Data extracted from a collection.
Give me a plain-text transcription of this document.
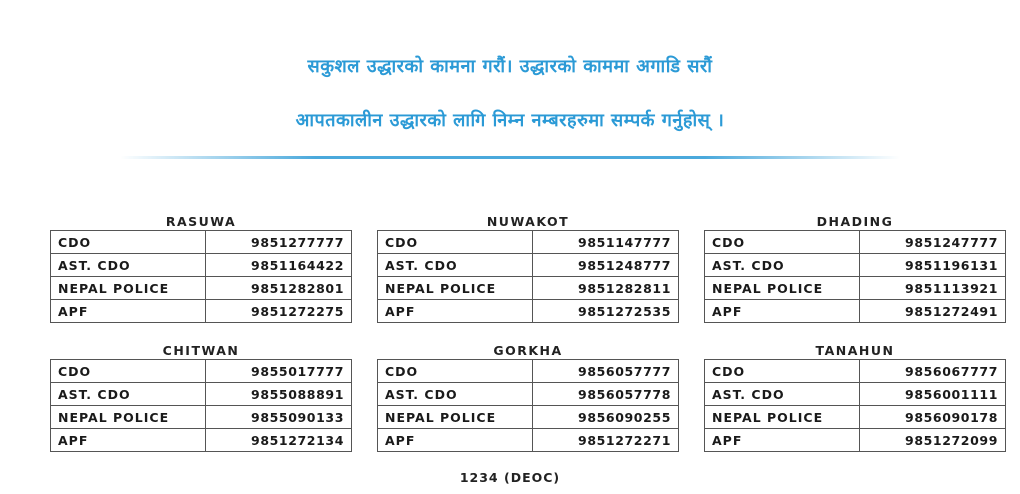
सकुशल उद्धारको कामना गरौं। उद्धारको काममा अगाडि सरौं
आपतकालीन उद्धारको लागि निम्न नम्बरहरुमा सम्पर्क गर्नुहोस् ।
RASUWA
CDO	9851277777
AST. CDO	9851164422
NEPAL POLICE	9851282801
APF	9851272275
NUWAKOT
CDO	9851147777
AST. CDO	9851248777
NEPAL POLICE	9851282811
APF	9851272535
DHADING
CDO	9851247777
AST. CDO	9851196131
NEPAL POLICE	9851113921
APF	9851272491
CHITWAN
CDO	9855017777
AST. CDO	9855088891
NEPAL POLICE	9855090133
APF	9851272134
GORKHA
CDO	9856057777
AST. CDO	9856057778
NEPAL POLICE	9856090255
APF	9851272271
TANAHUN
CDO	9856067777
AST. CDO	9856001111
NEPAL POLICE	9856090178
APF	9851272099
1234 (DEOC)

REQUIRED WORK.
Repeat the records word for word. Any picture in them should be left out.

FINAL RESULT.
Give me a plain-text transcription of this document.
सकुशल उद्धारको कामना गरौं। उद्धारको काममा अगाडि सरौं
आपतकालीन उद्धारको लागि निम्न नम्बरहरुमा सम्पर्क गर्नुहोस् ।
RASUWA
CDO	9851277777
AST. CDO	9851164422
NEPAL POLICE	9851282801
APF	9851272275
NUWAKOT
CDO	9851147777
AST. CDO	9851248777
NEPAL POLICE	9851282811
APF	9851272535
DHADING
CDO	9851247777
AST. CDO	9851196131
NEPAL POLICE	9851113921
APF	9851272491
CHITWAN
CDO	9855017777
AST. CDO	9855088891
NEPAL POLICE	9855090133
APF	9851272134
GORKHA
CDO	9856057777
AST. CDO	9856057778
NEPAL POLICE	9856090255
APF	9851272271
TANAHUN
CDO	9856067777
AST. CDO	9856001111
NEPAL POLICE	9856090178
APF	9851272099
1234 (DEOC)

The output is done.